* BEGIN *

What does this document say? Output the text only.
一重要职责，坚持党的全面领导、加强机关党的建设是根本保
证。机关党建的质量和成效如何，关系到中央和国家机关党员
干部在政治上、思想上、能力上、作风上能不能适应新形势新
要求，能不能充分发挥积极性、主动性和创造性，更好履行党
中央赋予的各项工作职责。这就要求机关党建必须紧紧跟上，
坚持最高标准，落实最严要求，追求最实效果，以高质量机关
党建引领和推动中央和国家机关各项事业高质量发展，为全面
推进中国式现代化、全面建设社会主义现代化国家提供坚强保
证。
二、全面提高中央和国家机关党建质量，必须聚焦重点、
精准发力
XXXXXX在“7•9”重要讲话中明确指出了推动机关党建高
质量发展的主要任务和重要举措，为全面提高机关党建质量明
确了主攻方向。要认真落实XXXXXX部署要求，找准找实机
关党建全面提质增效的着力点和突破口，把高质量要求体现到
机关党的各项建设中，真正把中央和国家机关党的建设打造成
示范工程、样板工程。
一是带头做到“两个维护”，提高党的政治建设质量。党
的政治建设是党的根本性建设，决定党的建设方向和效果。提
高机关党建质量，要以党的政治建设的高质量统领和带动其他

* END *
* BEGIN *

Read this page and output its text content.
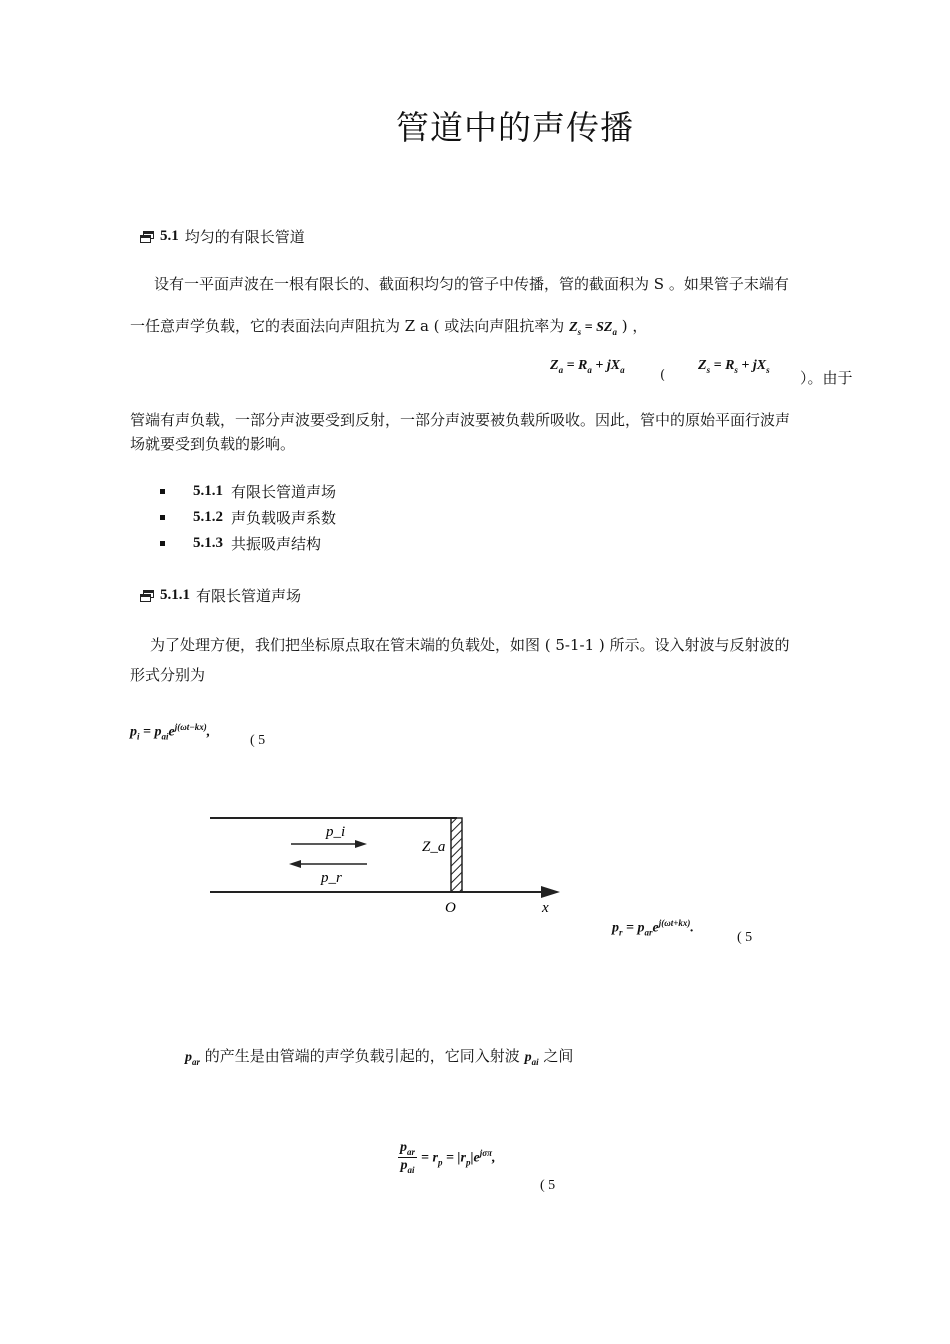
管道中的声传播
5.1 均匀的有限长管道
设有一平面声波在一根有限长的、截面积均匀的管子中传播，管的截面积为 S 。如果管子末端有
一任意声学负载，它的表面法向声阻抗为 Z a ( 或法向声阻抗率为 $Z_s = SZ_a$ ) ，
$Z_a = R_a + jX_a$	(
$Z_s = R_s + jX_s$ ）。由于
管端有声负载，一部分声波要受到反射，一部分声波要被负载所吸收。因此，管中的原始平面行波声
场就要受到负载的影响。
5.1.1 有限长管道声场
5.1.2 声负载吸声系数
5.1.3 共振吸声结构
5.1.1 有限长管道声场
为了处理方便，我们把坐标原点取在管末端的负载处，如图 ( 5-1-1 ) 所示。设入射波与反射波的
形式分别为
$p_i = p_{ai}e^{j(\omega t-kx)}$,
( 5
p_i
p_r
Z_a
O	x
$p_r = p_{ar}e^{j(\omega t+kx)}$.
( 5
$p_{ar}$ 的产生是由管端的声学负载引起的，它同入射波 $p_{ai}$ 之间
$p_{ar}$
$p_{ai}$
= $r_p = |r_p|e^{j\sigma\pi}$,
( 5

* END *

SET EXERCISE:
Write out every line of the listing that holds the word "text".

THE RESULT:
What does this document say? Output the text only.
Read this page and output its text content.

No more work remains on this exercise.